Given information
Begin

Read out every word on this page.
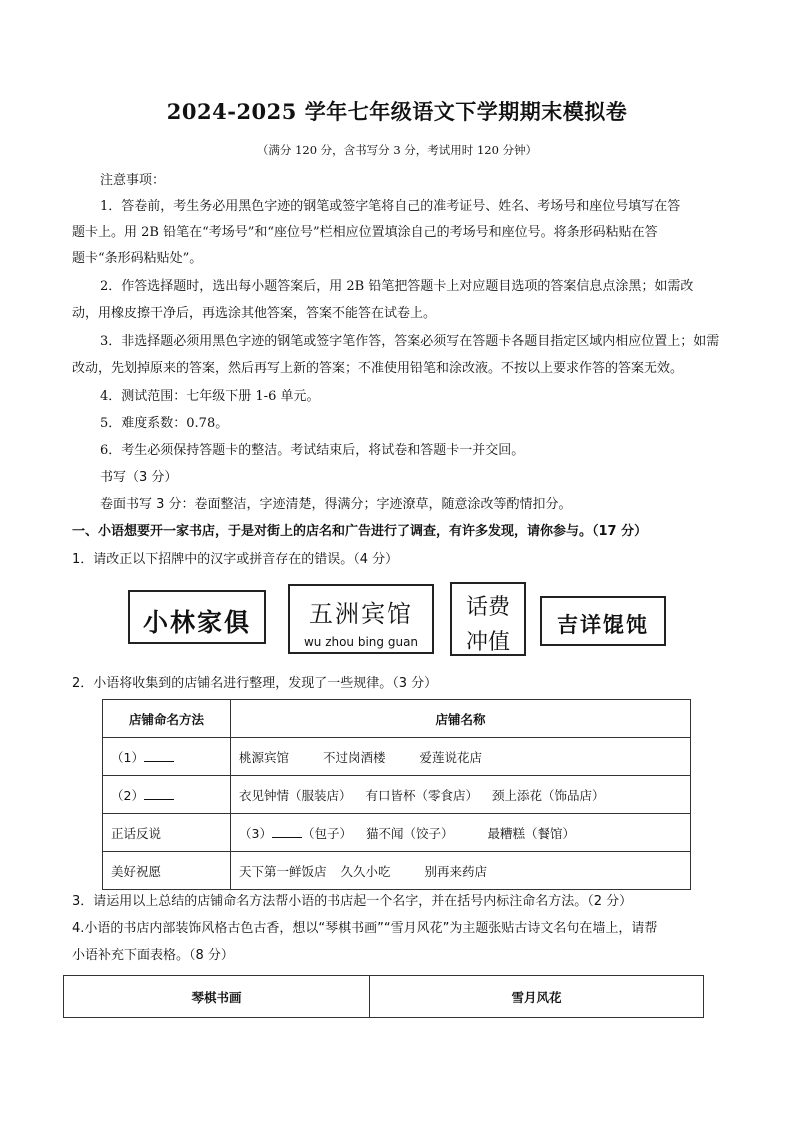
2024-2025 学年七年级语文下学期期末模拟卷
（满分 120 分，含书写分 3 分，考试用时 120 分钟）
注意事项：
1．答卷前，考生务必用黑色字迹的钢笔或签字笔将自己的准考证号、姓名、考场号和座位号填写在答
题卡上。用 2B 铅笔在“考场号”和“座位号”栏相应位置填涂自己的考场号和座位号。将条形码粘贴在答
题卡“条形码粘贴处”。
2．作答选择题时，选出每小题答案后，用 2B 铅笔把答题卡上对应题目选项的答案信息点涂黑；如需改
动，用橡皮擦干净后，再选涂其他答案，答案不能答在试卷上。
3．非选择题必须用黑色字迹的钢笔或签字笔作答，答案必须写在答题卡各题目指定区域内相应位置上；如需
改动，先划掉原来的答案，然后再写上新的答案；不准使用铅笔和涂改液。不按以上要求作答的答案无效。
4．测试范围：七年级下册 1-6 单元。
5．难度系数：0.78。
6．考生必须保持答题卡的整洁。考试结束后，将试卷和答题卡一并交回。
书写（3 分）
卷面书写 3 分：卷面整洁，字迹清楚，得满分；字迹潦草，随意涂改等酌情扣分。
一、小语想要开一家书店，于是对街上的店名和广告进行了调查，有许多发现，请你参与。（17 分）
1．请改正以下招牌中的汉字或拼音存在的错误。（4 分）
小林家俱	五洲宾馆
wu zhou bing guan
话费
冲值
吉详馄饨
2．小语将收集到的店铺名进行整理，发现了一些规律。（3 分）
店铺命名方法	店铺名称
（1）	桃源宾馆 不过岗酒楼 爱莲说花店
（2）	衣见钟情（服装店） 有口皆杯（零食店） 颈上添花（饰品店）
正话反说	（3） （包子） 猫不闻（饺子） 最糟糕（餐馆）
美好祝愿	天下第一鲜饭店 久久小吃 别再来药店
3．请运用以上总结的店铺命名方法帮小语的书店起一个名字，并在括号内标注命名方法。（2 分）
4.小语的书店内部装饰风格古色古香，想以“琴棋书画”“雪月风花”为主题张贴古诗文名句在墙上，请帮
小语补充下面表格。（8 分）
琴棋书画	雪月风花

End

Short task
Say how many lines above hold the word "雪月风花", giving only the count.

Written solution
2